**TASK:** Scan the entries below for the word "Cancel". Copy each line that has it.

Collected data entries
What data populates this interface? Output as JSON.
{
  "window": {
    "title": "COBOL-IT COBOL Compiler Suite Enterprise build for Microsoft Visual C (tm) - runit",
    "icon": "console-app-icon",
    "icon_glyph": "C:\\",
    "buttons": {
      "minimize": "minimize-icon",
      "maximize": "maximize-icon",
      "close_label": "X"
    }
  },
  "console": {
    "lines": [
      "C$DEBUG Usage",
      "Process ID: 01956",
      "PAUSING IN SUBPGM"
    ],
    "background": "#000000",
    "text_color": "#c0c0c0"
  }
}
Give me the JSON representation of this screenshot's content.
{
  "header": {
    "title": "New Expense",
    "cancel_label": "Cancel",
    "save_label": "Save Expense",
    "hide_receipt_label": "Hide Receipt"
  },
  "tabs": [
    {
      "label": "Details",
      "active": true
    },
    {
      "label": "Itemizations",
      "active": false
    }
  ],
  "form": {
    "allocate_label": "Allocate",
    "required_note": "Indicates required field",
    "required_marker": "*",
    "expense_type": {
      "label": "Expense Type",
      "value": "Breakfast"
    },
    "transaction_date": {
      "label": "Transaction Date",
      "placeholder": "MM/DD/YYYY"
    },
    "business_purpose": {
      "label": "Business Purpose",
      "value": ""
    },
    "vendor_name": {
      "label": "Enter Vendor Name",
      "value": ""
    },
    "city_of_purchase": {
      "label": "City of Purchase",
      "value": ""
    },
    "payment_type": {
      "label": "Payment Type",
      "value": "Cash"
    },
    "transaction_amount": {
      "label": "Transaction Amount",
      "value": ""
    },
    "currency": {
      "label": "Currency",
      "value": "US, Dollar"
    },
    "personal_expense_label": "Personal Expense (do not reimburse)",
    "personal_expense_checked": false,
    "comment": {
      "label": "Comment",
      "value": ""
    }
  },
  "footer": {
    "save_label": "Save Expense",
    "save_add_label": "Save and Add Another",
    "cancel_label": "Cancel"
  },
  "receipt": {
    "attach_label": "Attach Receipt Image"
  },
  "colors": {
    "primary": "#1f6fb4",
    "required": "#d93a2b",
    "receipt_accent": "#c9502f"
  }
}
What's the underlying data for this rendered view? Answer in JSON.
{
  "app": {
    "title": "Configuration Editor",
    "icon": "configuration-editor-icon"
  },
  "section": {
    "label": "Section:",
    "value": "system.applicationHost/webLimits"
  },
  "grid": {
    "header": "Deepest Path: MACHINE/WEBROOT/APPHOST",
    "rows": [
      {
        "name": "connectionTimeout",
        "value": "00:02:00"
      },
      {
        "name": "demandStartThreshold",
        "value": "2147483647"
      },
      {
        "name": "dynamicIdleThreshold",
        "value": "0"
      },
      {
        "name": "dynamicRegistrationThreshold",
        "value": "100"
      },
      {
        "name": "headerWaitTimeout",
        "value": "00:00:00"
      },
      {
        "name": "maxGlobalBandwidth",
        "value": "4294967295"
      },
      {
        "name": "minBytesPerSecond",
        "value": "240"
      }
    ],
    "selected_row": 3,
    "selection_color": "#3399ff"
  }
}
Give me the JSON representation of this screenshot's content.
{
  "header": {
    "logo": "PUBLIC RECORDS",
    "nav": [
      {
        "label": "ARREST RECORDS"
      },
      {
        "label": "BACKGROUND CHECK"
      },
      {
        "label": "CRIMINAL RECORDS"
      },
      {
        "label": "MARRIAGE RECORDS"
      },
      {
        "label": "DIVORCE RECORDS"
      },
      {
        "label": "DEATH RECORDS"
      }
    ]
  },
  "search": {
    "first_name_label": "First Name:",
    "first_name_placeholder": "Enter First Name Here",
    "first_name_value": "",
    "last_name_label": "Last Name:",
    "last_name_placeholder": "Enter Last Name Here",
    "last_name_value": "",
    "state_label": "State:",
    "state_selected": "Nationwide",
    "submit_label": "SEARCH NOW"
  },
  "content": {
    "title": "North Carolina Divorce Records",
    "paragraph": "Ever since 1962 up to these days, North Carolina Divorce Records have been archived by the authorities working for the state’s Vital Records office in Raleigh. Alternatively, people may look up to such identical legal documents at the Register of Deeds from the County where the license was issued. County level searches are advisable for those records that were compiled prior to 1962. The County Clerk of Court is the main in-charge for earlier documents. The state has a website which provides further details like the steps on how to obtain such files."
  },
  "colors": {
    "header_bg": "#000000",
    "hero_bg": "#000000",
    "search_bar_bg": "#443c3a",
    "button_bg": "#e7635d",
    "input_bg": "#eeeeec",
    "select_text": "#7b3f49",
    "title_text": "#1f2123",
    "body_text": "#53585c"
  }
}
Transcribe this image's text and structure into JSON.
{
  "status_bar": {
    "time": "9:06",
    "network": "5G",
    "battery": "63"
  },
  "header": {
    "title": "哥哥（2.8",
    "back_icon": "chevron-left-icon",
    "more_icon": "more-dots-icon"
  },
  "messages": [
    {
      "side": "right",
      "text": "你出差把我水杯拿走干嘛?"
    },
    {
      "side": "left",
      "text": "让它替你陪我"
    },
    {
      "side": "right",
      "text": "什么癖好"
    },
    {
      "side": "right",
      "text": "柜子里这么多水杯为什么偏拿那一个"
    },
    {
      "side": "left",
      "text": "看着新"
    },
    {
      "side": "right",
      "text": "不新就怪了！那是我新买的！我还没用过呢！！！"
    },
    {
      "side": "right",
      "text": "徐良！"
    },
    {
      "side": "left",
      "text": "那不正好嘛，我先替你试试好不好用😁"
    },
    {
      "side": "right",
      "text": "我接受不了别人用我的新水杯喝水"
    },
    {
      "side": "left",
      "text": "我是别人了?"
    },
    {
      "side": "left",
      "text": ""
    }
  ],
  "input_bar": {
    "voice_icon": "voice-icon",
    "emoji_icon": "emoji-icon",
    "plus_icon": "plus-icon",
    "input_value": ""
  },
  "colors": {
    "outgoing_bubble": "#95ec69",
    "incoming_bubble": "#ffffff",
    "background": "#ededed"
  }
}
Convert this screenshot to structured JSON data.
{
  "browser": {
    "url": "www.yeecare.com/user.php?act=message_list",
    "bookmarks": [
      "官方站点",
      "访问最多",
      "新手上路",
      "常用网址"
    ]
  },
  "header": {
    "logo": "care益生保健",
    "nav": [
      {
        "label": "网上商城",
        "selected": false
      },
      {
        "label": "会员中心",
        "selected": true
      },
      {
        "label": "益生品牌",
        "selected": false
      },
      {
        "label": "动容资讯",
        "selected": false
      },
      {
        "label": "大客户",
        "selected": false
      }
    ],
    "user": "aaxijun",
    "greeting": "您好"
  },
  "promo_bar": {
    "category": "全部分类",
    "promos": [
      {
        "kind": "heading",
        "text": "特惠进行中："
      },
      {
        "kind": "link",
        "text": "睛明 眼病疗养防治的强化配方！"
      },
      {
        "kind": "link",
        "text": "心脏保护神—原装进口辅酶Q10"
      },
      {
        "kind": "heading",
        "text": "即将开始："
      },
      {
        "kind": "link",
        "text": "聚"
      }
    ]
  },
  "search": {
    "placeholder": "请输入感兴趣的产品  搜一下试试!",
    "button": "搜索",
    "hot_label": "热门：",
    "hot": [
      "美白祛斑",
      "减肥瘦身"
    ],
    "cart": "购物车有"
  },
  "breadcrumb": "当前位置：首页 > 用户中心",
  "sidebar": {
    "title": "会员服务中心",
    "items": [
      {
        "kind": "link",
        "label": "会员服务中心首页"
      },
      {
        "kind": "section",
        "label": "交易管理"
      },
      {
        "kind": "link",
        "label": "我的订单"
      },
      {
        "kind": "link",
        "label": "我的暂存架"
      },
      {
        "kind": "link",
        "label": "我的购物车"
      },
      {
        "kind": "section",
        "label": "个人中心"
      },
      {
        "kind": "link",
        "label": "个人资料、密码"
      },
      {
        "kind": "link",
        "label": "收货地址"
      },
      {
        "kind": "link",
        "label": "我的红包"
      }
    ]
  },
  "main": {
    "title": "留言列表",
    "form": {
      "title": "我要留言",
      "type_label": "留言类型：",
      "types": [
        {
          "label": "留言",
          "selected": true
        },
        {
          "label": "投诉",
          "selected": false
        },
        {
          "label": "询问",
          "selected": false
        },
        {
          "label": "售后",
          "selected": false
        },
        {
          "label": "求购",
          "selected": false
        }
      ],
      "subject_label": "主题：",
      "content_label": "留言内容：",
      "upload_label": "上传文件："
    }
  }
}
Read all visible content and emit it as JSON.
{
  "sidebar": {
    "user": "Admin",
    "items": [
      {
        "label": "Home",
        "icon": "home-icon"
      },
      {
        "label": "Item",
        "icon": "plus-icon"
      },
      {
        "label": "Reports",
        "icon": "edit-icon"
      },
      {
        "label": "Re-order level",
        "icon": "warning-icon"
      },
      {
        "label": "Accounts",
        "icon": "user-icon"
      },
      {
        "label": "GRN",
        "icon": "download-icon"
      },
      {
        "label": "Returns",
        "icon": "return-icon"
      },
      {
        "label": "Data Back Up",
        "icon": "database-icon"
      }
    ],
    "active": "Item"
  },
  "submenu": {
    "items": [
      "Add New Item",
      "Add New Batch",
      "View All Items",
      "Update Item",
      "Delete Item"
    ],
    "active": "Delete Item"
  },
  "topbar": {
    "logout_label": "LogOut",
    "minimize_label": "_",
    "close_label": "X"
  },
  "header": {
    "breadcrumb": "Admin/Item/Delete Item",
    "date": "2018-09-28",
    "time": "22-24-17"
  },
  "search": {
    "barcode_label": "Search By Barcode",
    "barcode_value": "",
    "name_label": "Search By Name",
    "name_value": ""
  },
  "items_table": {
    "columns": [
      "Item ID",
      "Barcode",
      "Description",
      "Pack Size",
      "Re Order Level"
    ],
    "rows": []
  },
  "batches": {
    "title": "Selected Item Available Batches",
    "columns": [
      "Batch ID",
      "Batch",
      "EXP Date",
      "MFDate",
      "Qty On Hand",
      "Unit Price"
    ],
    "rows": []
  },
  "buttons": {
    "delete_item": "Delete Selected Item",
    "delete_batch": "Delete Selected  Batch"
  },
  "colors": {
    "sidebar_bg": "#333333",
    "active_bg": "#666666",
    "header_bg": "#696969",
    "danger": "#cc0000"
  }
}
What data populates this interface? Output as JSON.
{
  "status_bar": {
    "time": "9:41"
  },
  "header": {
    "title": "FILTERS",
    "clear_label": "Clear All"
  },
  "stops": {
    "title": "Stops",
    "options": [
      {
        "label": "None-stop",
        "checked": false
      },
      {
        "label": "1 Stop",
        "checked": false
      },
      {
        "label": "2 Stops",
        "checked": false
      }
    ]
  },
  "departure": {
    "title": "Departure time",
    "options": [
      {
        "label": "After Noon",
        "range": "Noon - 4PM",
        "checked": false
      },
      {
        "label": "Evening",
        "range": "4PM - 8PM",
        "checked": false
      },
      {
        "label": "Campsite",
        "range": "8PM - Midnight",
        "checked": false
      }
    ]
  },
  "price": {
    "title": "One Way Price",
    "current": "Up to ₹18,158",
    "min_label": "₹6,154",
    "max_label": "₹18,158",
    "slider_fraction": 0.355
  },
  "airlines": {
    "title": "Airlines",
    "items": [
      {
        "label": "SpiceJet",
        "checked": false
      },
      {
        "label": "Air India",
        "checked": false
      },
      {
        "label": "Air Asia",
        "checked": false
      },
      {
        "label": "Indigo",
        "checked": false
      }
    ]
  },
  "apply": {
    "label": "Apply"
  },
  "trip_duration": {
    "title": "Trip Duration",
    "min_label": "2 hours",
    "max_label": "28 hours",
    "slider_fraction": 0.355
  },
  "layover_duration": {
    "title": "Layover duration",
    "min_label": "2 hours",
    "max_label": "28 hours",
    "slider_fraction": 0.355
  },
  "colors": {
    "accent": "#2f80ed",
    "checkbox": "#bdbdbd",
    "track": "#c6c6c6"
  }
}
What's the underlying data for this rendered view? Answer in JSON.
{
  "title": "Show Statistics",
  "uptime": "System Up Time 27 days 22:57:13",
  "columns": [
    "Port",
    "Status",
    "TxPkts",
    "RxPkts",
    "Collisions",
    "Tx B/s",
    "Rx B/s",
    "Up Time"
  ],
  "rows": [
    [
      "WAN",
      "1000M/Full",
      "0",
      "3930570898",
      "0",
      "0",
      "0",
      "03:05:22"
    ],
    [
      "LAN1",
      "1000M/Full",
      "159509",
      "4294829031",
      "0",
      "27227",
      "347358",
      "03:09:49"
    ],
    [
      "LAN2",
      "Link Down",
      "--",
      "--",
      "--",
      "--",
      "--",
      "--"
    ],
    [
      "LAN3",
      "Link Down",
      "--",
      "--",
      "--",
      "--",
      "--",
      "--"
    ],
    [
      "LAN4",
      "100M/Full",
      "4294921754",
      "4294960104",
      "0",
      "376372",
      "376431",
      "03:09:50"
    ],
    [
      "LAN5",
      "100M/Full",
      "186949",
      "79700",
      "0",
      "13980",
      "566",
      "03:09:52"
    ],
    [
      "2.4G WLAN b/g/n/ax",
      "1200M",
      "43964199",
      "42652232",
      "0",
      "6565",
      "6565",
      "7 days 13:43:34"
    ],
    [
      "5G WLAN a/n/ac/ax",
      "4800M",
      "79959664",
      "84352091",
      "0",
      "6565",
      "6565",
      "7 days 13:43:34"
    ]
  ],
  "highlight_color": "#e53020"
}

**RESULT OF THIS TASK:**
    "cancel_label": "Cancel",
    "cancel_label": "Cancel"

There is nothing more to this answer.